• [Text shown]

⟨

Ismael "El Mayo" Zambada, Mexico's new No. 1 drug lord, rose to the top by eliminating rivals, winning over Colombian cocaine producers and evading a 19-month U.S.-Mexico effort to smash his smuggling syndicate, investigators told The Associated Press.

Zambada is hardly a household name, yet he has become the most wanted drug smuggler in Mexico and is expected to be added soon to the FBI's Top 10 Most-Wanted Fugitives list, U.S. and Mexican drug agents told AP.

Mexico's top anti-drug prosecutor, Jose Santiago Vasconcelos, called Zambada "drug dealer No. 1" and said the fugitive has become more powerful as his fellow kingpins have fallen, including one who was allegedly killed on Zambada's orders.

"With all the other groups, we have captured the leaders," Vasconcelos said at his heavily guarded Mexico City office. "He's the only leader we haven't caught."

Zambada's organization was the target of "Operation Trifecta," a 19-month, U.S.-Mexican sting that ended July 31. Authorities say they collared 240 suspected drug smugglers in the United States and Mexico, seized nearly six tons of cocaine and unsealed U.S. federal indictments against Zambada, his son and his key cocaine distributor.

Errol Chavez, head of the U.S. Drug Enforcement Administration's Arizona division, said the operation confirmed "the scope of (Zambada's) influence in Mexico is legendary," spanning nearly 30 years.

Zambada, the 55-year-old leader of a drug gang based in the Pacific Coast resort city of Mazatlan, has formed alliances with "almost every known drug trafficking group in Mexico," Chavez said.

No one knows exactly how much Mexico's drug trade - or Zambada's sizable share of it - are worth, but the White House estimates about half the $65 billion in narcotics that Americans buy each year comes through Mexico.

Zambada has been charged with organized crime and drug trafficking in Mexico, and a U.S. indictment charges him with conspiring to smuggle cocaine.

Zambada's rise to the top of Mexico's drug ranks began in February 2002, when police in Mazatlan shot and killed Ramon Arellano Felix. The feared enforcer for the Tijuana-based smuggling gang bearing his family's name, Arellano Felix had been on the list of the FBI's 10 most-wanted fugitives.

Chavez and U.S. investigators in Mexico City who spoke on the condition of anonymity said Zambada lured Arellano Felix to his home turf and paid the police officers who killed him, although Mexican officials won't confirm that. Zambada has never been charged in the case.

Zambada got another boost a month later, when authorities captured Ramon Arellano Felix's brother Benjamin, the Arellano Felix gang's operations chief.

The Arellano Felix gang was Mexico's most powerful smuggling syndicate from the late 1990s until the death of Ramon Arellano Felix and the capture of Benjamin Arellano Felix.

Many investigators on both sides of the border speculated that no one drug lord would step up and fill the power vacuum left by a weakened Arellano Felix gang.

But Chavez said Zambada rose to power by winning the trust of Colombian cocaine producers in a way the Arellano Felix gang never could, allowing his organization to move more cocaine into the United States than most other smuggling syndicates.

⟩

• [Supplied material]

⟨

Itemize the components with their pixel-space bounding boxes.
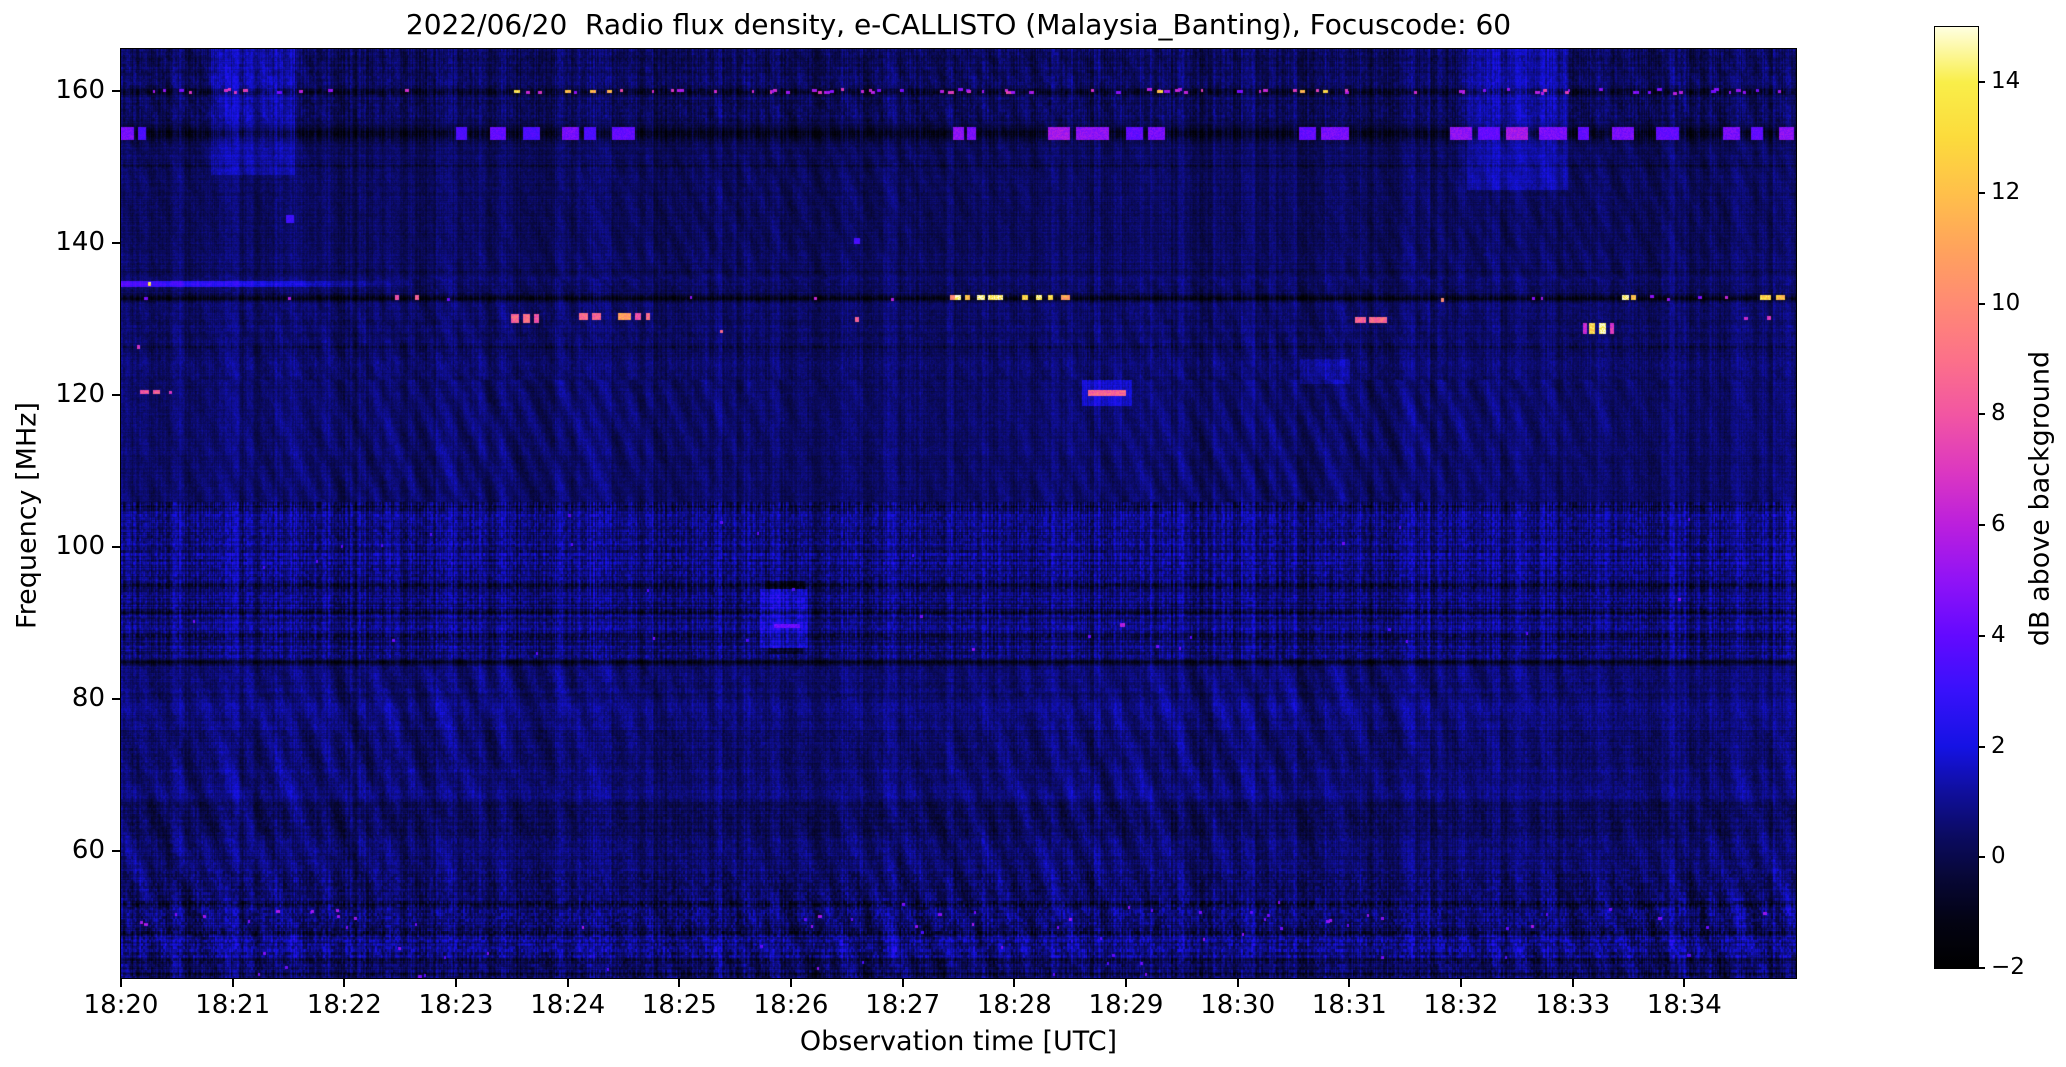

⟩

• [Problems]
(1) Decide whether each statement below agrees with the article on Ismael Zambada above, answering yes or no and quoting the words of the article that settle it. (a) Operation Trifecta lasted 19 months and ended on July 31. (b) Zambada has been charged in the killing of Ramon Arellano Felix. (c) Zambada leads a drug gang based in Tijuana.
(2) Write the next part of the article on Ismael Zambada, picking up after its final sentence.

• [Per-task outputs]
(1)
(a) Yes: "a 19-month, U.S.-Mexican sting that ended July 31"
(b) No: "Zambada has never been charged in the case."
(c) No: "a drug gang based in the Pacific Coast resort city of Mazatlan"

(2)
"There were financial problems between the (Arellano Felix organization) and the Colombians," Chavez said, noting that as the Arellano Felix brothers fell, "bills went unpaid and the Colombians sought other trafficking organizations they trusted more."

"They sought out El Mayo," he explained.

Zambada formed close ties to a Colombian cocaine producing organization believed to be run by twin brothers Miguel and Victor Mejia Munera, U.S. investigators say.

Arellano Felix syndicate smugglers still bring tons of cocaine into the United States via Tijuana. Rather than challenge the rival gang's authority between Baja California and California, Zambada has tightened his control of smuggling routes leading from neighboring Sonora state into Arizona, authorities say.

Chavez said his office is stationing more DEA agents and informants in Sonora and southernmost Arizona in an effort to further target Zambada's group. The DEA also has received special funding for highway billboards between Tucson and Phoenix featuring a wanted poster of Zambada.

Zambada remains a bitter enemy of the Arellano Felix gang, but is close to accused Juarez cartel leader Vicente Carrillo Fuentes and has reached out to Joaquin "El Chapo" Guzman, a convicted drug lord who escaped from prison and specializes in building drug tunnels under the U.S. border, authorities say.

"El Mayo is more of the businessman, the guy who wants to cooperate and bring people together," Chavez said. "He and El Chapo are very close. They have helped each other become very successful in Arizona."

Originally from Sinaloa state where Mazatlan is located, Zambada got his start as an enforcer and hit man for the Juarez cartel based in the border city of the same name.

Investigators can't agree on when he founded his own group of freelance smugglers. Mexico's attorney general's office still listed him as one of the heads of Juarez cartel's operations in Sinaloa as recently as 1998, but Chavez and other DEA officials said Zambada began working to form his own group in Mazatlan more than a decade ago.

Mexico has taken out several top drug lords over the past two years. Besides the Arellano Felix brothers, police and soldiers collared Osiel Cardenas, the alleged head of the gulf cartel, in March. Last month, they caught up with Armando Valencia, one of the
alleged heads of a drug gang based in the central state of Michoacan.

Chavez said the DEA is watching family members Zambada has in the United States, but there's no evidence he has crossed the border. In August, Mexican special agents stormed homes in Sonora state's capital, Hermosillo, arresting one Zambada associate.

Chavez said authorities were "one step away from El Chapo and two steps away from El Mayo."

"It came down to timing," he said. "Our timing wasn't right."